> **GIVEN TASK**
Copy the records below word for word, beginning at the line that contains "Patent image size: (510, 388)." and continuing through the end of the records.

> **SUPPLIED RECORDS**
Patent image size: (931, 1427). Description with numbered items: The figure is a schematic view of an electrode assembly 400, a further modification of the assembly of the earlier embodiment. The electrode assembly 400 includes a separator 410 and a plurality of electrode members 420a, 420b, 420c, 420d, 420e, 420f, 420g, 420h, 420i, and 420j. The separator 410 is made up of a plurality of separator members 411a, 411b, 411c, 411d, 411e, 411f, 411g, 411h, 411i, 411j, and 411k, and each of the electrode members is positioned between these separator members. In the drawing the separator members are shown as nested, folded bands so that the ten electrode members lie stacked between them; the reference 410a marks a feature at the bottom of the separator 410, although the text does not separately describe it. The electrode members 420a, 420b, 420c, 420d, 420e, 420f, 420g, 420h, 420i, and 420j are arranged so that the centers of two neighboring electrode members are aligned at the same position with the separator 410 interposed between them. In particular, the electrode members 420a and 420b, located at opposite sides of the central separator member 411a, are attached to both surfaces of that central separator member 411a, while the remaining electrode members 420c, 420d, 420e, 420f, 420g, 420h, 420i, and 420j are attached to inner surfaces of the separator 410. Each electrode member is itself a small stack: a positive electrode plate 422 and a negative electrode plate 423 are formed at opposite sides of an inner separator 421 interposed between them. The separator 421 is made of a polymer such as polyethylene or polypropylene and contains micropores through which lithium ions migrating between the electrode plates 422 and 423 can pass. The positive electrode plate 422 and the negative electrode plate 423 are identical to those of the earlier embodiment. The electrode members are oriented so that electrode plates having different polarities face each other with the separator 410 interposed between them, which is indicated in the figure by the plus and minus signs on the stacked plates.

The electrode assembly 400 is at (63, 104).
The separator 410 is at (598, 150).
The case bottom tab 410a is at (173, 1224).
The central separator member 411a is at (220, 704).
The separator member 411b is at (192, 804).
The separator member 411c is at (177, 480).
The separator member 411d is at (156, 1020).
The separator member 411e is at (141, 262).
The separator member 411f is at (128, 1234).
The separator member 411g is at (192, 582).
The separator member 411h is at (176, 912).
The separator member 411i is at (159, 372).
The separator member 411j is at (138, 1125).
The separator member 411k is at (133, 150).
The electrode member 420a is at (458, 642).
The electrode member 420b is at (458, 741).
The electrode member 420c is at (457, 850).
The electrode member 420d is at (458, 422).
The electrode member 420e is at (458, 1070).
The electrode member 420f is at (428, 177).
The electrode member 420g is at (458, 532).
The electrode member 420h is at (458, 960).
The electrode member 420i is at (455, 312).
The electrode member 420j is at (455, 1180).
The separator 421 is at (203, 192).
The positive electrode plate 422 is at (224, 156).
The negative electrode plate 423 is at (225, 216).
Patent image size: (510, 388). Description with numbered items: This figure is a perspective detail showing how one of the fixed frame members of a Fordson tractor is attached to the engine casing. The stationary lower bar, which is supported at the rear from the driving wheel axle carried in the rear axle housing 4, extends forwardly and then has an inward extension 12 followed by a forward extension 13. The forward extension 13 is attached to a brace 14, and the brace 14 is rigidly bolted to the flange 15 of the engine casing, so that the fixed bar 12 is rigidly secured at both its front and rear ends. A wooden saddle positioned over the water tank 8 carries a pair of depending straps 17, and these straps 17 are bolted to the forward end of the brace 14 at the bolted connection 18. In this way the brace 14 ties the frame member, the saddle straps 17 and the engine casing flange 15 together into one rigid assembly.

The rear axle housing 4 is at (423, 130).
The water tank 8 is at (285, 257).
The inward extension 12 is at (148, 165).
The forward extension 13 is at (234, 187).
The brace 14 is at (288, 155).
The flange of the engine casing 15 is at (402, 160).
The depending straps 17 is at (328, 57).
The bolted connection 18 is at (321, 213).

> **WRITTEN ANSWER**
Patent image size: (510, 388). Description with numbered items: This figure is a perspective detail showing how one of the fixed frame members of a Fordson tractor is attached to the engine casing. The stationary lower bar, which is supported at the rear from the driving wheel axle carried in the rear axle housing 4, extends forwardly and then has an inward extension 12 followed by a forward extension 13. The forward extension 13 is attached to a brace 14, and the brace 14 is rigidly bolted to the flange 15 of the engine casing, so that the fixed bar 12 is rigidly secured at both its front and rear ends. A wooden saddle positioned over the water tank 8 carries a pair of depending straps 17, and these straps 17 are bolted to the forward end of the brace 14 at the bolted connection 18. In this way the brace 14 ties the frame member, the saddle straps 17 and the engine casing flange 15 together into one rigid assembly.

The rear axle housing 4 is at (423, 130).
The water tank 8 is at (285, 257).
The inward extension 12 is at (148, 165).
The forward extension 13 is at (234, 187).
The brace 14 is at (288, 155).
The flange of the engine casing 15 is at (402, 160).
The depending straps 17 is at (328, 57).
The bolted connection 18 is at (321, 213).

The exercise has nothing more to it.